-- Begin Stored rows --

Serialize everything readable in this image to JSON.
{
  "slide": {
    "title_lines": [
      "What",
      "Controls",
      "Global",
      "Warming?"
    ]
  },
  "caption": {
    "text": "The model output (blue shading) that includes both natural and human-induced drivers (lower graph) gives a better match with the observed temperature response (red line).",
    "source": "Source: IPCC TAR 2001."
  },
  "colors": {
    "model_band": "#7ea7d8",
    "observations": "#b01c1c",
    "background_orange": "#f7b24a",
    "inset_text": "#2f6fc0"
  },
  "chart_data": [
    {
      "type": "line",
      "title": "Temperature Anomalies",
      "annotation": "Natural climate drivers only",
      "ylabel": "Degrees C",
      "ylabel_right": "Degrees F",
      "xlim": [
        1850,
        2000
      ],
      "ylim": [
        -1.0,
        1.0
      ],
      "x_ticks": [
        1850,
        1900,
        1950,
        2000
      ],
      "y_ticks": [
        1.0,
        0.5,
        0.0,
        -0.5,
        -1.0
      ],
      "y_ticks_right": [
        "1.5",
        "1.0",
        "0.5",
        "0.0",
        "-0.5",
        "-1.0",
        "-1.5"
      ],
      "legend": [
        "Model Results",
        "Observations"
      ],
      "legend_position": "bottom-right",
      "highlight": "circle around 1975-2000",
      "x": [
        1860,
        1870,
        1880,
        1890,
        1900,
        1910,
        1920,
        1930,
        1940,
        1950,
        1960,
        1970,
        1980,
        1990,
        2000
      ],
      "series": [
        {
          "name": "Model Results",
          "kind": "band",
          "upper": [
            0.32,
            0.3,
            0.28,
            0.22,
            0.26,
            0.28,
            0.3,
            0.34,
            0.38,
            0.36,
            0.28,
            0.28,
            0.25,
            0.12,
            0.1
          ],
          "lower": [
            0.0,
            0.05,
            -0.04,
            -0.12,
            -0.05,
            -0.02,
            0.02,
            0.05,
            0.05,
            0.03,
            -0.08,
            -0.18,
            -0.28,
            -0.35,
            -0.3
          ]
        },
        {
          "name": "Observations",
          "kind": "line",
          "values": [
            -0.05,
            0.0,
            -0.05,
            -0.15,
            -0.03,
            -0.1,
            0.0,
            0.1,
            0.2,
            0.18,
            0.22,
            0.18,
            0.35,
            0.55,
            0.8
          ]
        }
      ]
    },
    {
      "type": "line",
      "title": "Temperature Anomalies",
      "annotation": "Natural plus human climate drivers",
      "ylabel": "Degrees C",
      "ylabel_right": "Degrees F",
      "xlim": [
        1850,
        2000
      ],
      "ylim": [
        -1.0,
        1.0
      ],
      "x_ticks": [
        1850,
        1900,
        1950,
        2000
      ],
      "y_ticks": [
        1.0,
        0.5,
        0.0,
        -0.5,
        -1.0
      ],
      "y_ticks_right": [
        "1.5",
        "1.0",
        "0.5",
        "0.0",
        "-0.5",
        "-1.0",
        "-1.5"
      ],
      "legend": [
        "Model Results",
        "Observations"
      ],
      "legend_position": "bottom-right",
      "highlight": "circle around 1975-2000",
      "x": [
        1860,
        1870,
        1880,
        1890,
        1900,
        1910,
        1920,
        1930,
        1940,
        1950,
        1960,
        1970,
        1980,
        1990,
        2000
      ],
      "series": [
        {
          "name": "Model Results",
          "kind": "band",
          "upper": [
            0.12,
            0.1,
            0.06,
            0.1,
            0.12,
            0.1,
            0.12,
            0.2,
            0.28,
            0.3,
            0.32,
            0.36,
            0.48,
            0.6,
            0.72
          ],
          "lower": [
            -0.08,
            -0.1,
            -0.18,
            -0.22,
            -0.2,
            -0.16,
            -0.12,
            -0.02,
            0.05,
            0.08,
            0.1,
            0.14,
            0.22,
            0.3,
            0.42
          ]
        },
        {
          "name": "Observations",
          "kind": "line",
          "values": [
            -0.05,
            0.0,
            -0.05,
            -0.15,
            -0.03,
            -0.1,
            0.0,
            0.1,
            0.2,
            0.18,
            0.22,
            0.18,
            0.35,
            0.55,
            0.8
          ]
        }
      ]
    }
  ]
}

-- End Stored rows --

## [Work to complete]
Every line that holds the word "climate" should be extracted.

## [Output below]
      "annotation": "Natural climate drivers only",
      "annotation": "Natural plus human climate drivers",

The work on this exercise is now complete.